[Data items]
########
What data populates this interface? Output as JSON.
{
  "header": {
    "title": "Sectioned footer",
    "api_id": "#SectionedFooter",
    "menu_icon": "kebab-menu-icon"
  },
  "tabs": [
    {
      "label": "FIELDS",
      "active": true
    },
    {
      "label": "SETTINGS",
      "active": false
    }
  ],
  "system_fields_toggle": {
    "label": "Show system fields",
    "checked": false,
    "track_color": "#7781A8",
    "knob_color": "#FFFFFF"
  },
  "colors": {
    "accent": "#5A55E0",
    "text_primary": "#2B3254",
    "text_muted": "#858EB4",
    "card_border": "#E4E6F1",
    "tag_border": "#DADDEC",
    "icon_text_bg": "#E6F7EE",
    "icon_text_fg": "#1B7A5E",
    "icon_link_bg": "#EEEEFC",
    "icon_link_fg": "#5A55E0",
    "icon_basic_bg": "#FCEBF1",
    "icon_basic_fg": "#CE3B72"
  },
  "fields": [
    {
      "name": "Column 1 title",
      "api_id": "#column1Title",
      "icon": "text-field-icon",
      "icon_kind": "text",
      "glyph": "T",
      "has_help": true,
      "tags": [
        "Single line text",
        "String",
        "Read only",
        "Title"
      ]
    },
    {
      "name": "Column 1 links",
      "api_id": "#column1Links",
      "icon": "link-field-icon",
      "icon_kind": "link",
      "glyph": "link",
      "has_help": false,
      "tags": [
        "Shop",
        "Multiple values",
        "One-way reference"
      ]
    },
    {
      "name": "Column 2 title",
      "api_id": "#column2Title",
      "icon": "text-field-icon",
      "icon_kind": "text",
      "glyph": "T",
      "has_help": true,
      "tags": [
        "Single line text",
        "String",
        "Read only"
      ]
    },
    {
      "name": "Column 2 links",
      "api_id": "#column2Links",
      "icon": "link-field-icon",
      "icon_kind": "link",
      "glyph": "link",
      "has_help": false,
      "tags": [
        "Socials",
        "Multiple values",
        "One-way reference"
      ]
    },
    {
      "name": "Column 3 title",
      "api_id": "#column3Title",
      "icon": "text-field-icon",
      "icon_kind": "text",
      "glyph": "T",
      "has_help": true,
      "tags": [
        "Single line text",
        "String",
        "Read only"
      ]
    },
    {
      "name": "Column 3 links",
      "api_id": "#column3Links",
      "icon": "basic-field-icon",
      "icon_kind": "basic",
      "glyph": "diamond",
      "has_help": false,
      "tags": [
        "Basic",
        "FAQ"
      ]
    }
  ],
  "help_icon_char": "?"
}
########
TASK PROMPT | Print all of the entries exactly as they appear.

EXPECTED ANSWER |
What data populates this interface? Output as JSON.
{
  "header": {
    "title": "Sectioned footer",
    "api_id": "#SectionedFooter",
    "menu_icon": "kebab-menu-icon"
  },
  "tabs": [
    {
      "label": "FIELDS",
      "active": true
    },
    {
      "label": "SETTINGS",
      "active": false
    }
  ],
  "system_fields_toggle": {
    "label": "Show system fields",
    "checked": false,
    "track_color": "#7781A8",
    "knob_color": "#FFFFFF"
  },
  "colors": {
    "accent": "#5A55E0",
    "text_primary": "#2B3254",
    "text_muted": "#858EB4",
    "card_border": "#E4E6F1",
    "tag_border": "#DADDEC",
    "icon_text_bg": "#E6F7EE",
    "icon_text_fg": "#1B7A5E",
    "icon_link_bg": "#EEEEFC",
    "icon_link_fg": "#5A55E0",
    "icon_basic_bg": "#FCEBF1",
    "icon_basic_fg": "#CE3B72"
  },
  "fields": [
    {
      "name": "Column 1 title",
      "api_id": "#column1Title",
      "icon": "text-field-icon",
      "icon_kind": "text",
      "glyph": "T",
      "has_help": true,
      "tags": [
        "Single line text",
        "String",
        "Read only",
        "Title"
      ]
    },
    {
      "name": "Column 1 links",
      "api_id": "#column1Links",
      "icon": "link-field-icon",
      "icon_kind": "link",
      "glyph": "link",
      "has_help": false,
      "tags": [
        "Shop",
        "Multiple values",
        "One-way reference"
      ]
    },
    {
      "name": "Column 2 title",
      "api_id": "#column2Title",
      "icon": "text-field-icon",
      "icon_kind": "text",
      "glyph": "T",
      "has_help": true,
      "tags": [
        "Single line text",
        "String",
        "Read only"
      ]
    },
    {
      "name": "Column 2 links",
      "api_id": "#column2Links",
      "icon": "link-field-icon",
      "icon_kind": "link",
      "glyph": "link",
      "has_help": false,
      "tags": [
        "Socials",
        "Multiple values",
        "One-way reference"
      ]
    },
    {
      "name": "Column 3 title",
      "api_id": "#column3Title",
      "icon": "text-field-icon",
      "icon_kind": "text",
      "glyph": "T",
      "has_help": true,
      "tags": [
        "Single line text",
        "String",
        "Read only"
      ]
    },
    {
      "name": "Column 3 links",
      "api_id": "#column3Links",
      "icon": "basic-field-icon",
      "icon_kind": "basic",
      "glyph": "diamond",
      "has_help": false,
      "tags": [
        "Basic",
        "FAQ"
      ]
    }
  ],
  "help_icon_char": "?"
}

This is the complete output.